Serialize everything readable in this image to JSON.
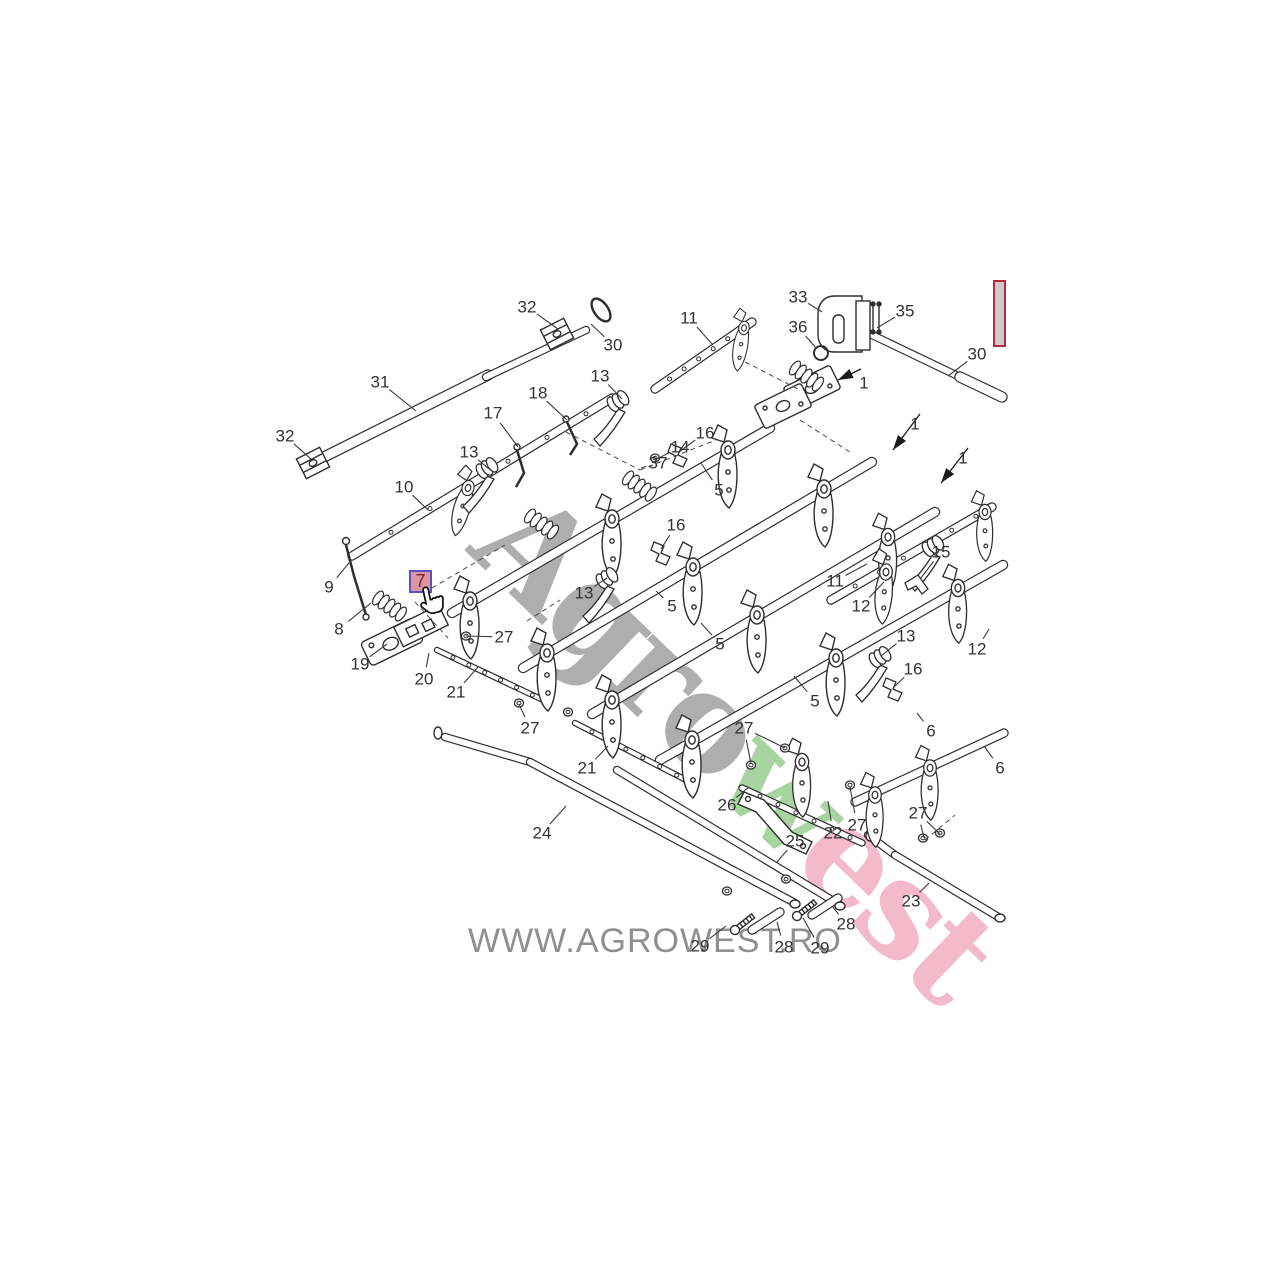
{
  "page": {
    "background": "#ffffff",
    "width": 1280,
    "height": 1280
  },
  "watermark": {
    "part1": "Agro",
    "part2": "w",
    "part3": "est",
    "color1": "#a3a3a3",
    "color2": "#9ccf93",
    "color3": "#f2b1c6"
  },
  "footer": {
    "site_text": "WWW.AGROWEST.RO",
    "color": "#8f8f8f"
  },
  "highlight": {
    "part_number": "7",
    "x": 409,
    "y": 570,
    "width": 23,
    "height": 23,
    "fill": "#dc95a1",
    "border_color": "#5b51c4",
    "text_color": "#7c2230"
  },
  "thumbnail_box": {
    "x": 993,
    "y": 280,
    "width": 13,
    "height": 67,
    "border_color": "#b52b3c",
    "fill": "#cbcbcb"
  },
  "diagram": {
    "stroke_color": "#2e2e2e",
    "label_color": "#333333",
    "labels": [
      {
        "n": "32",
        "x": 527,
        "y": 307,
        "to": [
          [
            558,
            329
          ]
        ]
      },
      {
        "n": "30",
        "x": 613,
        "y": 345,
        "to": [
          [
            591,
            324
          ]
        ]
      },
      {
        "n": "31",
        "x": 380,
        "y": 382,
        "to": [
          [
            416,
            411
          ]
        ]
      },
      {
        "n": "32",
        "x": 285,
        "y": 436,
        "to": [
          [
            311,
            459
          ]
        ]
      },
      {
        "n": "11",
        "x": 689,
        "y": 318,
        "to": [
          [
            712,
            344
          ]
        ]
      },
      {
        "n": "13",
        "x": 600,
        "y": 376,
        "to": [
          [
            622,
            399
          ]
        ]
      },
      {
        "n": "18",
        "x": 538,
        "y": 393,
        "to": [
          [
            567,
            420
          ]
        ]
      },
      {
        "n": "17",
        "x": 493,
        "y": 413,
        "to": [
          [
            518,
            447
          ]
        ]
      },
      {
        "n": "13",
        "x": 469,
        "y": 452,
        "to": [
          [
            489,
            469
          ]
        ]
      },
      {
        "n": "10",
        "x": 404,
        "y": 487,
        "to": [
          [
            428,
            510
          ]
        ]
      },
      {
        "n": "33",
        "x": 798,
        "y": 297,
        "to": [
          [
            822,
            312
          ]
        ]
      },
      {
        "n": "36",
        "x": 798,
        "y": 327,
        "to": [
          [
            816,
            348
          ]
        ]
      },
      {
        "n": "35",
        "x": 905,
        "y": 311,
        "to": [
          [
            877,
            328
          ]
        ]
      },
      {
        "n": "30",
        "x": 977,
        "y": 354,
        "to": [
          [
            948,
            376
          ]
        ]
      },
      {
        "n": "16",
        "x": 705,
        "y": 433,
        "to": [
          [
            679,
            452
          ]
        ]
      },
      {
        "n": "14",
        "x": 680,
        "y": 447,
        "to": [
          [
            657,
            459
          ]
        ]
      },
      {
        "n": "37",
        "x": 658,
        "y": 463,
        "to": [
          [
            641,
            468
          ]
        ]
      },
      {
        "n": "5",
        "x": 719,
        "y": 490,
        "to": [
          [
            701,
            463
          ]
        ]
      },
      {
        "n": "9",
        "x": 329,
        "y": 587,
        "to": [
          [
            349,
            563
          ]
        ]
      },
      {
        "n": "8",
        "x": 339,
        "y": 629,
        "to": [
          [
            371,
            603
          ]
        ]
      },
      {
        "n": "19",
        "x": 360,
        "y": 664,
        "to": [
          [
            387,
            644
          ]
        ]
      },
      {
        "n": "20",
        "x": 424,
        "y": 679,
        "to": [
          [
            429,
            653
          ]
        ]
      },
      {
        "n": "21",
        "x": 456,
        "y": 692,
        "to": [
          [
            478,
            667
          ]
        ]
      },
      {
        "n": "27",
        "x": 504,
        "y": 637,
        "to": [
          [
            466,
            636
          ]
        ]
      },
      {
        "n": "16",
        "x": 676,
        "y": 525,
        "to": [
          [
            661,
            549
          ]
        ]
      },
      {
        "n": "13",
        "x": 584,
        "y": 593,
        "to": [
          [
            607,
            578
          ]
        ]
      },
      {
        "n": "5",
        "x": 672,
        "y": 606,
        "to": [
          [
            656,
            591
          ]
        ]
      },
      {
        "n": "5",
        "x": 720,
        "y": 644,
        "to": [
          [
            701,
            623
          ]
        ]
      },
      {
        "n": "11",
        "x": 835,
        "y": 581,
        "to": [
          [
            867,
            564
          ]
        ]
      },
      {
        "n": "12",
        "x": 861,
        "y": 606,
        "to": [
          [
            884,
            582
          ]
        ]
      },
      {
        "n": "15",
        "x": 941,
        "y": 552,
        "to": [
          [
            920,
            579
          ]
        ]
      },
      {
        "n": "13",
        "x": 906,
        "y": 636,
        "to": [
          [
            881,
            656
          ]
        ]
      },
      {
        "n": "16",
        "x": 913,
        "y": 669,
        "to": [
          [
            894,
            687
          ]
        ]
      },
      {
        "n": "12",
        "x": 977,
        "y": 649,
        "to": [
          [
            989,
            629
          ]
        ]
      },
      {
        "n": "5",
        "x": 815,
        "y": 701,
        "to": [
          [
            794,
            676
          ]
        ]
      },
      {
        "n": "6",
        "x": 931,
        "y": 731,
        "to": [
          [
            917,
            713
          ]
        ]
      },
      {
        "n": "6",
        "x": 1000,
        "y": 768,
        "to": [
          [
            984,
            746
          ]
        ]
      },
      {
        "n": "27",
        "x": 744,
        "y": 728,
        "to": [
          [
            751,
            764
          ],
          [
            785,
            748
          ]
        ]
      },
      {
        "n": "26",
        "x": 727,
        "y": 805,
        "to": [
          [
            749,
            787
          ]
        ]
      },
      {
        "n": "22",
        "x": 833,
        "y": 833,
        "to": [
          [
            828,
            801
          ]
        ]
      },
      {
        "n": "27",
        "x": 857,
        "y": 825,
        "to": [
          [
            850,
            787
          ]
        ]
      },
      {
        "n": "25",
        "x": 795,
        "y": 841,
        "to": [
          [
            777,
            862
          ]
        ]
      },
      {
        "n": "27",
        "x": 918,
        "y": 813,
        "to": [
          [
            924,
            838
          ],
          [
            940,
            834
          ]
        ]
      },
      {
        "n": "23",
        "x": 911,
        "y": 901,
        "to": [
          [
            929,
            883
          ]
        ]
      },
      {
        "n": "28",
        "x": 846,
        "y": 924,
        "to": [
          [
            833,
            907
          ]
        ]
      },
      {
        "n": "29",
        "x": 700,
        "y": 946,
        "to": [
          [
            726,
            926
          ]
        ]
      },
      {
        "n": "28",
        "x": 784,
        "y": 947,
        "to": [
          [
            777,
            922
          ]
        ]
      },
      {
        "n": "29",
        "x": 820,
        "y": 948,
        "to": [
          [
            803,
            918
          ]
        ]
      },
      {
        "n": "24",
        "x": 542,
        "y": 833,
        "to": [
          [
            566,
            806
          ]
        ]
      },
      {
        "n": "21",
        "x": 587,
        "y": 768,
        "to": [
          [
            608,
            746
          ]
        ]
      },
      {
        "n": "27",
        "x": 530,
        "y": 728,
        "to": [
          [
            519,
            704
          ]
        ]
      }
    ],
    "arrows": [
      {
        "n": "1",
        "x": 864,
        "y": 383,
        "tail": [
          861,
          369
        ],
        "tip": [
          838,
          380
        ]
      },
      {
        "n": "1",
        "x": 915,
        "y": 424,
        "tail": [
          920,
          414
        ],
        "tip": [
          893,
          450
        ]
      },
      {
        "n": "1",
        "x": 963,
        "y": 458,
        "tail": [
          968,
          448
        ],
        "tip": [
          941,
          483
        ]
      }
    ]
  }
}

# DO THIS:
Omit the pictures. Output every record above word for word.

# OUTPUT FOR THIS TASK:
Serialize everything readable in this image to JSON.
{
  "page": {
    "background": "#ffffff",
    "width": 1280,
    "height": 1280
  },
  "watermark": {
    "part1": "Agro",
    "part2": "w",
    "part3": "est",
    "color1": "#a3a3a3",
    "color2": "#9ccf93",
    "color3": "#f2b1c6"
  },
  "footer": {
    "site_text": "WWW.AGROWEST.RO",
    "color": "#8f8f8f"
  },
  "highlight": {
    "part_number": "7",
    "x": 409,
    "y": 570,
    "width": 23,
    "height": 23,
    "fill": "#dc95a1",
    "border_color": "#5b51c4",
    "text_color": "#7c2230"
  },
  "thumbnail_box": {
    "x": 993,
    "y": 280,
    "width": 13,
    "height": 67,
    "border_color": "#b52b3c",
    "fill": "#cbcbcb"
  },
  "diagram": {
    "stroke_color": "#2e2e2e",
    "label_color": "#333333",
    "labels": [
      {
        "n": "32",
        "x": 527,
        "y": 307,
        "to": [
          [
            558,
            329
          ]
        ]
      },
      {
        "n": "30",
        "x": 613,
        "y": 345,
        "to": [
          [
            591,
            324
          ]
        ]
      },
      {
        "n": "31",
        "x": 380,
        "y": 382,
        "to": [
          [
            416,
            411
          ]
        ]
      },
      {
        "n": "32",
        "x": 285,
        "y": 436,
        "to": [
          [
            311,
            459
          ]
        ]
      },
      {
        "n": "11",
        "x": 689,
        "y": 318,
        "to": [
          [
            712,
            344
          ]
        ]
      },
      {
        "n": "13",
        "x": 600,
        "y": 376,
        "to": [
          [
            622,
            399
          ]
        ]
      },
      {
        "n": "18",
        "x": 538,
        "y": 393,
        "to": [
          [
            567,
            420
          ]
        ]
      },
      {
        "n": "17",
        "x": 493,
        "y": 413,
        "to": [
          [
            518,
            447
          ]
        ]
      },
      {
        "n": "13",
        "x": 469,
        "y": 452,
        "to": [
          [
            489,
            469
          ]
        ]
      },
      {
        "n": "10",
        "x": 404,
        "y": 487,
        "to": [
          [
            428,
            510
          ]
        ]
      },
      {
        "n": "33",
        "x": 798,
        "y": 297,
        "to": [
          [
            822,
            312
          ]
        ]
      },
      {
        "n": "36",
        "x": 798,
        "y": 327,
        "to": [
          [
            816,
            348
          ]
        ]
      },
      {
        "n": "35",
        "x": 905,
        "y": 311,
        "to": [
          [
            877,
            328
          ]
        ]
      },
      {
        "n": "30",
        "x": 977,
        "y": 354,
        "to": [
          [
            948,
            376
          ]
        ]
      },
      {
        "n": "16",
        "x": 705,
        "y": 433,
        "to": [
          [
            679,
            452
          ]
        ]
      },
      {
        "n": "14",
        "x": 680,
        "y": 447,
        "to": [
          [
            657,
            459
          ]
        ]
      },
      {
        "n": "37",
        "x": 658,
        "y": 463,
        "to": [
          [
            641,
            468
          ]
        ]
      },
      {
        "n": "5",
        "x": 719,
        "y": 490,
        "to": [
          [
            701,
            463
          ]
        ]
      },
      {
        "n": "9",
        "x": 329,
        "y": 587,
        "to": [
          [
            349,
            563
          ]
        ]
      },
      {
        "n": "8",
        "x": 339,
        "y": 629,
        "to": [
          [
            371,
            603
          ]
        ]
      },
      {
        "n": "19",
        "x": 360,
        "y": 664,
        "to": [
          [
            387,
            644
          ]
        ]
      },
      {
        "n": "20",
        "x": 424,
        "y": 679,
        "to": [
          [
            429,
            653
          ]
        ]
      },
      {
        "n": "21",
        "x": 456,
        "y": 692,
        "to": [
          [
            478,
            667
          ]
        ]
      },
      {
        "n": "27",
        "x": 504,
        "y": 637,
        "to": [
          [
            466,
            636
          ]
        ]
      },
      {
        "n": "16",
        "x": 676,
        "y": 525,
        "to": [
          [
            661,
            549
          ]
        ]
      },
      {
        "n": "13",
        "x": 584,
        "y": 593,
        "to": [
          [
            607,
            578
          ]
        ]
      },
      {
        "n": "5",
        "x": 672,
        "y": 606,
        "to": [
          [
            656,
            591
          ]
        ]
      },
      {
        "n": "5",
        "x": 720,
        "y": 644,
        "to": [
          [
            701,
            623
          ]
        ]
      },
      {
        "n": "11",
        "x": 835,
        "y": 581,
        "to": [
          [
            867,
            564
          ]
        ]
      },
      {
        "n": "12",
        "x": 861,
        "y": 606,
        "to": [
          [
            884,
            582
          ]
        ]
      },
      {
        "n": "15",
        "x": 941,
        "y": 552,
        "to": [
          [
            920,
            579
          ]
        ]
      },
      {
        "n": "13",
        "x": 906,
        "y": 636,
        "to": [
          [
            881,
            656
          ]
        ]
      },
      {
        "n": "16",
        "x": 913,
        "y": 669,
        "to": [
          [
            894,
            687
          ]
        ]
      },
      {
        "n": "12",
        "x": 977,
        "y": 649,
        "to": [
          [
            989,
            629
          ]
        ]
      },
      {
        "n": "5",
        "x": 815,
        "y": 701,
        "to": [
          [
            794,
            676
          ]
        ]
      },
      {
        "n": "6",
        "x": 931,
        "y": 731,
        "to": [
          [
            917,
            713
          ]
        ]
      },
      {
        "n": "6",
        "x": 1000,
        "y": 768,
        "to": [
          [
            984,
            746
          ]
        ]
      },
      {
        "n": "27",
        "x": 744,
        "y": 728,
        "to": [
          [
            751,
            764
          ],
          [
            785,
            748
          ]
        ]
      },
      {
        "n": "26",
        "x": 727,
        "y": 805,
        "to": [
          [
            749,
            787
          ]
        ]
      },
      {
        "n": "22",
        "x": 833,
        "y": 833,
        "to": [
          [
            828,
            801
          ]
        ]
      },
      {
        "n": "27",
        "x": 857,
        "y": 825,
        "to": [
          [
            850,
            787
          ]
        ]
      },
      {
        "n": "25",
        "x": 795,
        "y": 841,
        "to": [
          [
            777,
            862
          ]
        ]
      },
      {
        "n": "27",
        "x": 918,
        "y": 813,
        "to": [
          [
            924,
            838
          ],
          [
            940,
            834
          ]
        ]
      },
      {
        "n": "23",
        "x": 911,
        "y": 901,
        "to": [
          [
            929,
            883
          ]
        ]
      },
      {
        "n": "28",
        "x": 846,
        "y": 924,
        "to": [
          [
            833,
            907
          ]
        ]
      },
      {
        "n": "29",
        "x": 700,
        "y": 946,
        "to": [
          [
            726,
            926
          ]
        ]
      },
      {
        "n": "28",
        "x": 784,
        "y": 947,
        "to": [
          [
            777,
            922
          ]
        ]
      },
      {
        "n": "29",
        "x": 820,
        "y": 948,
        "to": [
          [
            803,
            918
          ]
        ]
      },
      {
        "n": "24",
        "x": 542,
        "y": 833,
        "to": [
          [
            566,
            806
          ]
        ]
      },
      {
        "n": "21",
        "x": 587,
        "y": 768,
        "to": [
          [
            608,
            746
          ]
        ]
      },
      {
        "n": "27",
        "x": 530,
        "y": 728,
        "to": [
          [
            519,
            704
          ]
        ]
      }
    ],
    "arrows": [
      {
        "n": "1",
        "x": 864,
        "y": 383,
        "tail": [
          861,
          369
        ],
        "tip": [
          838,
          380
        ]
      },
      {
        "n": "1",
        "x": 915,
        "y": 424,
        "tail": [
          920,
          414
        ],
        "tip": [
          893,
          450
        ]
      },
      {
        "n": "1",
        "x": 963,
        "y": 458,
        "tail": [
          968,
          448
        ],
        "tip": [
          941,
          483
        ]
      }
    ]
  }
}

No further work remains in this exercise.